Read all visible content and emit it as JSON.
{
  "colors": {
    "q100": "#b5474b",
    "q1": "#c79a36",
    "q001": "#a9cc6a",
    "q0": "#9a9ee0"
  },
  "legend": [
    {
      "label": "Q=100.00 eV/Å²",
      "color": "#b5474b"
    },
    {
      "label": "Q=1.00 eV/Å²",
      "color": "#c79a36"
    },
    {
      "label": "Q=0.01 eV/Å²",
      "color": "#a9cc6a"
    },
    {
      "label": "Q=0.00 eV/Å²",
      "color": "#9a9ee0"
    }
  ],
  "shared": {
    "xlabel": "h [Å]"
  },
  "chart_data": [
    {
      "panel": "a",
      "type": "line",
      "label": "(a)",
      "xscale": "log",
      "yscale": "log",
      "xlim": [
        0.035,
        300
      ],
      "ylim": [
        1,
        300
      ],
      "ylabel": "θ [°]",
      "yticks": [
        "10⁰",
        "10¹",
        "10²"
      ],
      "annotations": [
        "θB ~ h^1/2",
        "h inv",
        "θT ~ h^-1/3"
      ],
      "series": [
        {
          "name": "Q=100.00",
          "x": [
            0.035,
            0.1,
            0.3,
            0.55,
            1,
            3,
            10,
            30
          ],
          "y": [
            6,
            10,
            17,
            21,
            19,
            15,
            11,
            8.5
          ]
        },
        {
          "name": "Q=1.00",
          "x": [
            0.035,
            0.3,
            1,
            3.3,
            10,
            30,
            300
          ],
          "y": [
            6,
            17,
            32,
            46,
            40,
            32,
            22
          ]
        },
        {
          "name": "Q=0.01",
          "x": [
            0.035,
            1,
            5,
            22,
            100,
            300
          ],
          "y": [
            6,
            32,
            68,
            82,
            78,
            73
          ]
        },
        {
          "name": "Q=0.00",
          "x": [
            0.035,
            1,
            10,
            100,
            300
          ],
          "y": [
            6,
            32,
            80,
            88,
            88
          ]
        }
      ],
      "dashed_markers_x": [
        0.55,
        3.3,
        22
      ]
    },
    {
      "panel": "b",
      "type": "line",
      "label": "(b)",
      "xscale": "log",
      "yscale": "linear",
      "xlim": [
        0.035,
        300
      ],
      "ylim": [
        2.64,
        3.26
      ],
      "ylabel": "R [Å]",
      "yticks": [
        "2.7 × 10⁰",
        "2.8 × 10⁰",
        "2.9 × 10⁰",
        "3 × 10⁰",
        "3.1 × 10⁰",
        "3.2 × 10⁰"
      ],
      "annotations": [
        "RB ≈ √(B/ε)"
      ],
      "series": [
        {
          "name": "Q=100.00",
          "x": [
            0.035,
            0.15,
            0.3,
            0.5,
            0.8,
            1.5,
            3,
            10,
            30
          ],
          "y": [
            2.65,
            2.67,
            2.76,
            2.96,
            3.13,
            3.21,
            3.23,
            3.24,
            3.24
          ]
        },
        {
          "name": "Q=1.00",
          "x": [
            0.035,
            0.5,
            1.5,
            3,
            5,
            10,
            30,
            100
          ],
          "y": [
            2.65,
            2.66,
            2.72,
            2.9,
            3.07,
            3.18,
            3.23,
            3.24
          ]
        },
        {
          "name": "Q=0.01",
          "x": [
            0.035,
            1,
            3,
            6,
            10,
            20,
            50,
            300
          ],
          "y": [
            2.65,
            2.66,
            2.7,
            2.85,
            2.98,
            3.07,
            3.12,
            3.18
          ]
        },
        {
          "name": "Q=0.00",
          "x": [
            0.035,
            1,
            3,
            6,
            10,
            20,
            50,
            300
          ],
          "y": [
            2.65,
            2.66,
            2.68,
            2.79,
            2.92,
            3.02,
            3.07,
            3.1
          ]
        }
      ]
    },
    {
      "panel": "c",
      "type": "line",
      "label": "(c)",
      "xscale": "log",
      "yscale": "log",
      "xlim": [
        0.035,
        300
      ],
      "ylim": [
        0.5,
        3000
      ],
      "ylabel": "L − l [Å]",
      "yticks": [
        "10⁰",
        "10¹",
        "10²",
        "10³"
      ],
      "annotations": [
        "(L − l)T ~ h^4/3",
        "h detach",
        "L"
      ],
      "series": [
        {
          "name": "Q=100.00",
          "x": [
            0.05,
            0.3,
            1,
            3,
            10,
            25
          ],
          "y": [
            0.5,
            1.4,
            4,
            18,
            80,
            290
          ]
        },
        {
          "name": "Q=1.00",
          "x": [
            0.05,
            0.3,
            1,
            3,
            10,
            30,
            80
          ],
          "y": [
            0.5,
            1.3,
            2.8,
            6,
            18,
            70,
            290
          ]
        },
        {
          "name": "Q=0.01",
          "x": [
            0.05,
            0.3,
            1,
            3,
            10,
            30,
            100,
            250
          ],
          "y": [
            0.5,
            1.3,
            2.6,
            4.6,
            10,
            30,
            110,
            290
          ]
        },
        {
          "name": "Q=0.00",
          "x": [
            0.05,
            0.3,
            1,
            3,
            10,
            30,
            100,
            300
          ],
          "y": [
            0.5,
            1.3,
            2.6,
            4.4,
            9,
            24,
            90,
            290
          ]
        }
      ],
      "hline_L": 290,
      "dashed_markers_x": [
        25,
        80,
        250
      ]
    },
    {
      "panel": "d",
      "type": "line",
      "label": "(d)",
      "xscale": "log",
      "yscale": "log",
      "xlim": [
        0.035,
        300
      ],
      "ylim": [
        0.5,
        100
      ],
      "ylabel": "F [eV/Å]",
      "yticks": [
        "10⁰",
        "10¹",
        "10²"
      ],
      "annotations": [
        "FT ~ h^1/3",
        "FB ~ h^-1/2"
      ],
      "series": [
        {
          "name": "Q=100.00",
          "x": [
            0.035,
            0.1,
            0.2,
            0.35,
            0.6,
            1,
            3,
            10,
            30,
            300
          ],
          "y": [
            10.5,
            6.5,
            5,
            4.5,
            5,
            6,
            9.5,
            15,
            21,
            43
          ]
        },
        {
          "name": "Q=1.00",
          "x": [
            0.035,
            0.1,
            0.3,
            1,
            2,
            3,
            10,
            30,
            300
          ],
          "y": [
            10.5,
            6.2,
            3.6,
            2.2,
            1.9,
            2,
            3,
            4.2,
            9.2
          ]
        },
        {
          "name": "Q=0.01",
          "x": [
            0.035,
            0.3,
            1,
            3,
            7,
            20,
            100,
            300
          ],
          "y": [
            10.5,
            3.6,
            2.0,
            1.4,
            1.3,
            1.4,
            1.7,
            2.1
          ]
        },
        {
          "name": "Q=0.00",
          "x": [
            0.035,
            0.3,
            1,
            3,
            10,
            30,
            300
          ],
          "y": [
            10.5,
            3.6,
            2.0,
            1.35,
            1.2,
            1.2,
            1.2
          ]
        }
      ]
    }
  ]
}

▶ WHAT TO DO
The entries above must be returned in full, exactly as shown.

▶ SOLUTION TO THE EXERCISE
Read all visible content and emit it as JSON.
{
  "colors": {
    "q100": "#b5474b",
    "q1": "#c79a36",
    "q001": "#a9cc6a",
    "q0": "#9a9ee0"
  },
  "legend": [
    {
      "label": "Q=100.00 eV/Å²",
      "color": "#b5474b"
    },
    {
      "label": "Q=1.00 eV/Å²",
      "color": "#c79a36"
    },
    {
      "label": "Q=0.01 eV/Å²",
      "color": "#a9cc6a"
    },
    {
      "label": "Q=0.00 eV/Å²",
      "color": "#9a9ee0"
    }
  ],
  "shared": {
    "xlabel": "h [Å]"
  },
  "chart_data": [
    {
      "panel": "a",
      "type": "line",
      "label": "(a)",
      "xscale": "log",
      "yscale": "log",
      "xlim": [
        0.035,
        300
      ],
      "ylim": [
        1,
        300
      ],
      "ylabel": "θ [°]",
      "yticks": [
        "10⁰",
        "10¹",
        "10²"
      ],
      "annotations": [
        "θB ~ h^1/2",
        "h inv",
        "θT ~ h^-1/3"
      ],
      "series": [
        {
          "name": "Q=100.00",
          "x": [
            0.035,
            0.1,
            0.3,
            0.55,
            1,
            3,
            10,
            30
          ],
          "y": [
            6,
            10,
            17,
            21,
            19,
            15,
            11,
            8.5
          ]
        },
        {
          "name": "Q=1.00",
          "x": [
            0.035,
            0.3,
            1,
            3.3,
            10,
            30,
            300
          ],
          "y": [
            6,
            17,
            32,
            46,
            40,
            32,
            22
          ]
        },
        {
          "name": "Q=0.01",
          "x": [
            0.035,
            1,
            5,
            22,
            100,
            300
          ],
          "y": [
            6,
            32,
            68,
            82,
            78,
            73
          ]
        },
        {
          "name": "Q=0.00",
          "x": [
            0.035,
            1,
            10,
            100,
            300
          ],
          "y": [
            6,
            32,
            80,
            88,
            88
          ]
        }
      ],
      "dashed_markers_x": [
        0.55,
        3.3,
        22
      ]
    },
    {
      "panel": "b",
      "type": "line",
      "label": "(b)",
      "xscale": "log",
      "yscale": "linear",
      "xlim": [
        0.035,
        300
      ],
      "ylim": [
        2.64,
        3.26
      ],
      "ylabel": "R [Å]",
      "yticks": [
        "2.7 × 10⁰",
        "2.8 × 10⁰",
        "2.9 × 10⁰",
        "3 × 10⁰",
        "3.1 × 10⁰",
        "3.2 × 10⁰"
      ],
      "annotations": [
        "RB ≈ √(B/ε)"
      ],
      "series": [
        {
          "name": "Q=100.00",
          "x": [
            0.035,
            0.15,
            0.3,
            0.5,
            0.8,
            1.5,
            3,
            10,
            30
          ],
          "y": [
            2.65,
            2.67,
            2.76,
            2.96,
            3.13,
            3.21,
            3.23,
            3.24,
            3.24
          ]
        },
        {
          "name": "Q=1.00",
          "x": [
            0.035,
            0.5,
            1.5,
            3,
            5,
            10,
            30,
            100
          ],
          "y": [
            2.65,
            2.66,
            2.72,
            2.9,
            3.07,
            3.18,
            3.23,
            3.24
          ]
        },
        {
          "name": "Q=0.01",
          "x": [
            0.035,
            1,
            3,
            6,
            10,
            20,
            50,
            300
          ],
          "y": [
            2.65,
            2.66,
            2.7,
            2.85,
            2.98,
            3.07,
            3.12,
            3.18
          ]
        },
        {
          "name": "Q=0.00",
          "x": [
            0.035,
            1,
            3,
            6,
            10,
            20,
            50,
            300
          ],
          "y": [
            2.65,
            2.66,
            2.68,
            2.79,
            2.92,
            3.02,
            3.07,
            3.1
          ]
        }
      ]
    },
    {
      "panel": "c",
      "type": "line",
      "label": "(c)",
      "xscale": "log",
      "yscale": "log",
      "xlim": [
        0.035,
        300
      ],
      "ylim": [
        0.5,
        3000
      ],
      "ylabel": "L − l [Å]",
      "yticks": [
        "10⁰",
        "10¹",
        "10²",
        "10³"
      ],
      "annotations": [
        "(L − l)T ~ h^4/3",
        "h detach",
        "L"
      ],
      "series": [
        {
          "name": "Q=100.00",
          "x": [
            0.05,
            0.3,
            1,
            3,
            10,
            25
          ],
          "y": [
            0.5,
            1.4,
            4,
            18,
            80,
            290
          ]
        },
        {
          "name": "Q=1.00",
          "x": [
            0.05,
            0.3,
            1,
            3,
            10,
            30,
            80
          ],
          "y": [
            0.5,
            1.3,
            2.8,
            6,
            18,
            70,
            290
          ]
        },
        {
          "name": "Q=0.01",
          "x": [
            0.05,
            0.3,
            1,
            3,
            10,
            30,
            100,
            250
          ],
          "y": [
            0.5,
            1.3,
            2.6,
            4.6,
            10,
            30,
            110,
            290
          ]
        },
        {
          "name": "Q=0.00",
          "x": [
            0.05,
            0.3,
            1,
            3,
            10,
            30,
            100,
            300
          ],
          "y": [
            0.5,
            1.3,
            2.6,
            4.4,
            9,
            24,
            90,
            290
          ]
        }
      ],
      "hline_L": 290,
      "dashed_markers_x": [
        25,
        80,
        250
      ]
    },
    {
      "panel": "d",
      "type": "line",
      "label": "(d)",
      "xscale": "log",
      "yscale": "log",
      "xlim": [
        0.035,
        300
      ],
      "ylim": [
        0.5,
        100
      ],
      "ylabel": "F [eV/Å]",
      "yticks": [
        "10⁰",
        "10¹",
        "10²"
      ],
      "annotations": [
        "FT ~ h^1/3",
        "FB ~ h^-1/2"
      ],
      "series": [
        {
          "name": "Q=100.00",
          "x": [
            0.035,
            0.1,
            0.2,
            0.35,
            0.6,
            1,
            3,
            10,
            30,
            300
          ],
          "y": [
            10.5,
            6.5,
            5,
            4.5,
            5,
            6,
            9.5,
            15,
            21,
            43
          ]
        },
        {
          "name": "Q=1.00",
          "x": [
            0.035,
            0.1,
            0.3,
            1,
            2,
            3,
            10,
            30,
            300
          ],
          "y": [
            10.5,
            6.2,
            3.6,
            2.2,
            1.9,
            2,
            3,
            4.2,
            9.2
          ]
        },
        {
          "name": "Q=0.01",
          "x": [
            0.035,
            0.3,
            1,
            3,
            7,
            20,
            100,
            300
          ],
          "y": [
            10.5,
            3.6,
            2.0,
            1.4,
            1.3,
            1.4,
            1.7,
            2.1
          ]
        },
        {
          "name": "Q=0.00",
          "x": [
            0.035,
            0.3,
            1,
            3,
            10,
            30,
            300
          ],
          "y": [
            10.5,
            3.6,
            2.0,
            1.35,
            1.2,
            1.2,
            1.2
          ]
        }
      ]
    }
  ]
}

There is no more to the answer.